Return the entries verbatim and drop every picture.

▶ Data listing:
___
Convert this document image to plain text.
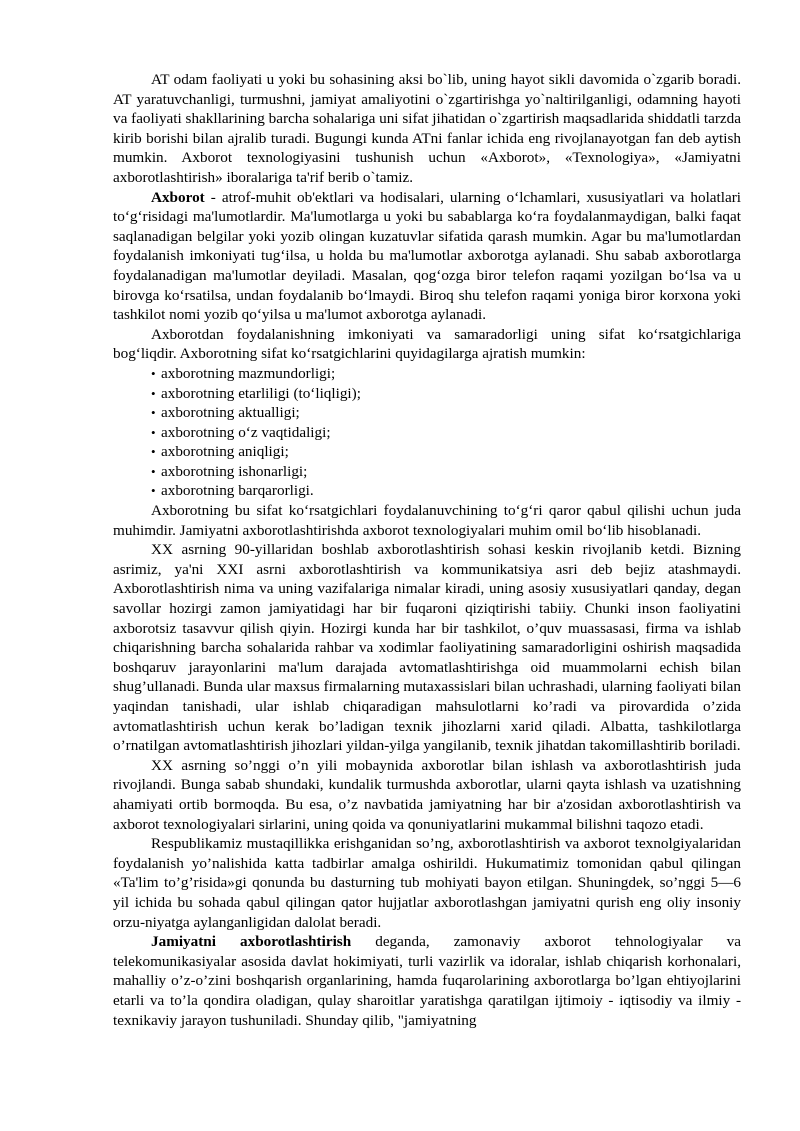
AT odam faoliyati u yoki bu sohasining aksi bo`lib, uning hayot sikli davomida o`zgarib boradi. AT yaratuvchanligi, turmushni, jamiyat amaliyotini o`zgartirishga yo`naltirilganligi, odamning hayoti va faoliyati shakllarining barcha sohalariga uni sifat jihatidan o`zgartirish maqsadlarida shiddatli tarzda kirib borishi bilan ajralib turadi. Bugungi kunda ATni fanlar ichida eng rivojlanayotgan fan deb aytish mumkin. Axborot texnologiyasini tushunish uchun «Axborot», «Texnologiya», «Jamiyatni axborotlashtirish» iboralariga ta'rif berib o`tamiz.

Axborot - atrof-muhit ob'ektlari va hodisalari, ularning o‘lchamlari, xususiyatlari va holatlari to‘g‘risidagi ma'lumotlardir. Ma'lumotlarga u yoki bu sabablarga ko‘ra foydalanmaydigan, balki faqat saqlanadigan belgilar yoki yozib olingan kuzatuvlar sifatida qarash mumkin. Agar bu ma'lumotlardan foydalanish imkoniyati tug‘ilsa, u holda bu ma'lumotlar axborotga aylanadi. Shu sabab axborotlarga foydalanadigan ma'lumotlar deyiladi. Masalan, qog‘ozga biror telefon raqami yozilgan bo‘lsa va u birovga ko‘rsatilsa, undan foydalanib bo‘lmaydi. Biroq shu telefon raqami yoniga biror korxona yoki tashkilot nomi yozib qo‘yilsa u ma'lumot axborotga aylanadi.

Axborotdan foydalanishning imkoniyati va samaradorligi uning sifat ko‘rsatgichlariga bog‘liqdir. Axborotning sifat ko‘rsatgichlarini quyidagilarga ajratish mumkin:

• axborotning mazmundorligi;
• axborotning etarliligi (to‘liqligi);
• axborotning aktualligi;
• axborotning o‘z vaqtidaligi;
• axborotning aniqligi;
• axborotning ishonarligi;
• axborotning barqarorligi.

Axborotning bu sifat ko‘rsatgichlari foydalanuvchining to‘g‘ri qaror qabul qilishi uchun juda muhimdir. Jamiyatni axborotlashtirishda axborot texnologiyalari muhim omil bo‘lib hisoblanadi.

XX asrning 90-yillaridan boshlab axborotlashtirish sohasi keskin rivojlanib ketdi. Bizning asrimiz, ya'ni XXI asrni axborotlashtirish va kommunikatsiya asri deb bejiz atashmaydi. Axborotlashtirish nima va uning vazifalariga nimalar kiradi, uning asosiy xususiyatlari qanday, degan savollar hozirgi zamon jamiyatidagi har bir fuqaroni qiziqtirishi tabiiy. Chunki inson faoliyatini axborotsiz tasavvur qilish qiyin. Hozirgi kunda har bir tashkilot, o’quv muassasasi, firma va ishlab chiqarishning barcha sohalarida rahbar va xodimlar faoliyatining samaradorligini oshirish maqsadida boshqaruv jarayonlarini ma'lum darajada avtomatlashtirishga oid muammolarni echish bilan shug’ullanadi. Bunda ular maxsus firmalarning mutaxassislari bilan uchrashadi, ularning faoliyati bilan yaqindan tanishadi, ular ishlab chiqaradigan mahsulotlarni ko’radi va pirovardida o’zida avtomatlashtirish uchun kerak bo’ladigan texnik jihozlarni xarid qiladi. Albatta, tashkilotlarga o’rnatilgan avtomatlashtirish jihozlari yildan-yilga yangilanib, texnik jihatdan takomillashtirib boriladi.

XX asrning so’nggi o’n yili mobaynida axborotlar bilan ishlash va axborotlashtirish juda rivojlandi. Bunga sabab shundaki, kundalik turmushda axborotlar, ularni qayta ishlash va uzatishning ahamiyati ortib bormoqda. Bu esa, o’z navbatida jamiyatning har bir a'zosidan axborotlashtirish va axborot texnologiyalari sirlarini, uning qoida va qonuniyatlarini mukammal bilishni taqozo etadi.

Respublikamiz mustaqillikka erishganidan so’ng, axborotlashtirish va axborot texnolgiyalaridan foydalanish yo’nalishida katta tadbirlar amalga oshirildi. Hukumatimiz tomonidan qabul qilingan «Ta'lim to’g’risida»gi qonunda bu dasturning tub mohiyati bayon etilgan. Shuningdek, so’nggi 5—6 yil ichida bu sohada qabul qilingan qator hujjatlar axborotlashgan jamiyatni qurish eng oliy insoniy orzu-niyatga aylanganligidan dalolat beradi.

Jamiyatni axborotlashtirish deganda, zamonaviy axborot tehnologiyalar va telekomunikasiyalar asosida davlat hokimiyati, turli vazirlik va idoralar, ishlab chiqarish korhonalari, mahalliy o’z-o’zini boshqarish organlarining, hamda fuqarolarining axborotlarga bo’lgan ehtiyojlarini etarli va to’la qondira oladigan, qulay sharoitlar yaratishga qaratilgan ijtimoiy - iqtisodiy va ilmiy - texnikaviy jarayon tushuniladi. Shunday qilib, "jamiyatning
___
▶ Solution:
Convert this document image to plain text.
AT odam faoliyati u yoki bu sohasining aksi bo`lib, uning hayot sikli davomida o`zgarib boradi. AT yaratuvchanligi, turmushni, jamiyat amaliyotini o`zgartirishga yo`naltirilganligi, odamning hayoti va faoliyati shakllarining barcha sohalariga uni sifat jihatidan o`zgartirish maqsadlarida shiddatli tarzda kirib borishi bilan ajralib turadi. Bugungi kunda ATni fanlar ichida eng rivojlanayotgan fan deb aytish mumkin. Axborot texnologiyasini tushunish uchun «Axborot», «Texnologiya», «Jamiyatni axborotlashtirish» iboralariga ta'rif berib o`tamiz.

Axborot - atrof-muhit ob'ektlari va hodisalari, ularning o‘lchamlari, xususiyatlari va holatlari to‘g‘risidagi ma'lumotlardir. Ma'lumotlarga u yoki bu sabablarga ko‘ra foydalanmaydigan, balki faqat saqlanadigan belgilar yoki yozib olingan kuzatuvlar sifatida qarash mumkin. Agar bu ma'lumotlardan foydalanish imkoniyati tug‘ilsa, u holda bu ma'lumotlar axborotga aylanadi. Shu sabab axborotlarga foydalanadigan ma'lumotlar deyiladi. Masalan, qog‘ozga biror telefon raqami yozilgan bo‘lsa va u birovga ko‘rsatilsa, undan foydalanib bo‘lmaydi. Biroq shu telefon raqami yoniga biror korxona yoki tashkilot nomi yozib qo‘yilsa u ma'lumot axborotga aylanadi.

Axborotdan foydalanishning imkoniyati va samaradorligi uning sifat ko‘rsatgichlariga bog‘liqdir. Axborotning sifat ko‘rsatgichlarini quyidagilarga ajratish mumkin:

• axborotning mazmundorligi;
• axborotning etarliligi (to‘liqligi);
• axborotning aktualligi;
• axborotning o‘z vaqtidaligi;
• axborotning aniqligi;
• axborotning ishonarligi;
• axborotning barqarorligi.

Axborotning bu sifat ko‘rsatgichlari foydalanuvchining to‘g‘ri qaror qabul qilishi uchun juda muhimdir. Jamiyatni axborotlashtirishda axborot texnologiyalari muhim omil bo‘lib hisoblanadi.

XX asrning 90-yillaridan boshlab axborotlashtirish sohasi keskin rivojlanib ketdi. Bizning asrimiz, ya'ni XXI asrni axborotlashtirish va kommunikatsiya asri deb bejiz atashmaydi. Axborotlashtirish nima va uning vazifalariga nimalar kiradi, uning asosiy xususiyatlari qanday, degan savollar hozirgi zamon jamiyatidagi har bir fuqaroni qiziqtirishi tabiiy. Chunki inson faoliyatini axborotsiz tasavvur qilish qiyin. Hozirgi kunda har bir tashkilot, o’quv muassasasi, firma va ishlab chiqarishning barcha sohalarida rahbar va xodimlar faoliyatining samaradorligini oshirish maqsadida boshqaruv jarayonlarini ma'lum darajada avtomatlashtirishga oid muammolarni echish bilan shug’ullanadi. Bunda ular maxsus firmalarning mutaxassislari bilan uchrashadi, ularning faoliyati bilan yaqindan tanishadi, ular ishlab chiqaradigan mahsulotlarni ko’radi va pirovardida o’zida avtomatlashtirish uchun kerak bo’ladigan texnik jihozlarni xarid qiladi. Albatta, tashkilotlarga o’rnatilgan avtomatlashtirish jihozlari yildan-yilga yangilanib, texnik jihatdan takomillashtirib boriladi.

XX asrning so’nggi o’n yili mobaynida axborotlar bilan ishlash va axborotlashtirish juda rivojlandi. Bunga sabab shundaki, kundalik turmushda axborotlar, ularni qayta ishlash va uzatishning ahamiyati ortib bormoqda. Bu esa, o’z navbatida jamiyatning har bir a'zosidan axborotlashtirish va axborot texnologiyalari sirlarini, uning qoida va qonuniyatlarini mukammal bilishni taqozo etadi.

Respublikamiz mustaqillikka erishganidan so’ng, axborotlashtirish va axborot texnolgiyalaridan foydalanish yo’nalishida katta tadbirlar amalga oshirildi. Hukumatimiz tomonidan qabul qilingan «Ta'lim to’g’risida»gi qonunda bu dasturning tub mohiyati bayon etilgan. Shuningdek, so’nggi 5—6 yil ichida bu sohada qabul qilingan qator hujjatlar axborotlashgan jamiyatni qurish eng oliy insoniy orzu-niyatga aylanganligidan dalolat beradi.

Jamiyatni axborotlashtirish deganda, zamonaviy axborot tehnologiyalar va telekomunikasiyalar asosida davlat hokimiyati, turli vazirlik va idoralar, ishlab chiqarish korhonalari, mahalliy o’z-o’zini boshqarish organlarining, hamda fuqarolarining axborotlarga bo’lgan ehtiyojlarini etarli va to’la qondira oladigan, qulay sharoitlar yaratishga qaratilgan ijtimoiy - iqtisodiy va ilmiy - texnikaviy jarayon tushuniladi. Shunday qilib, "jamiyatning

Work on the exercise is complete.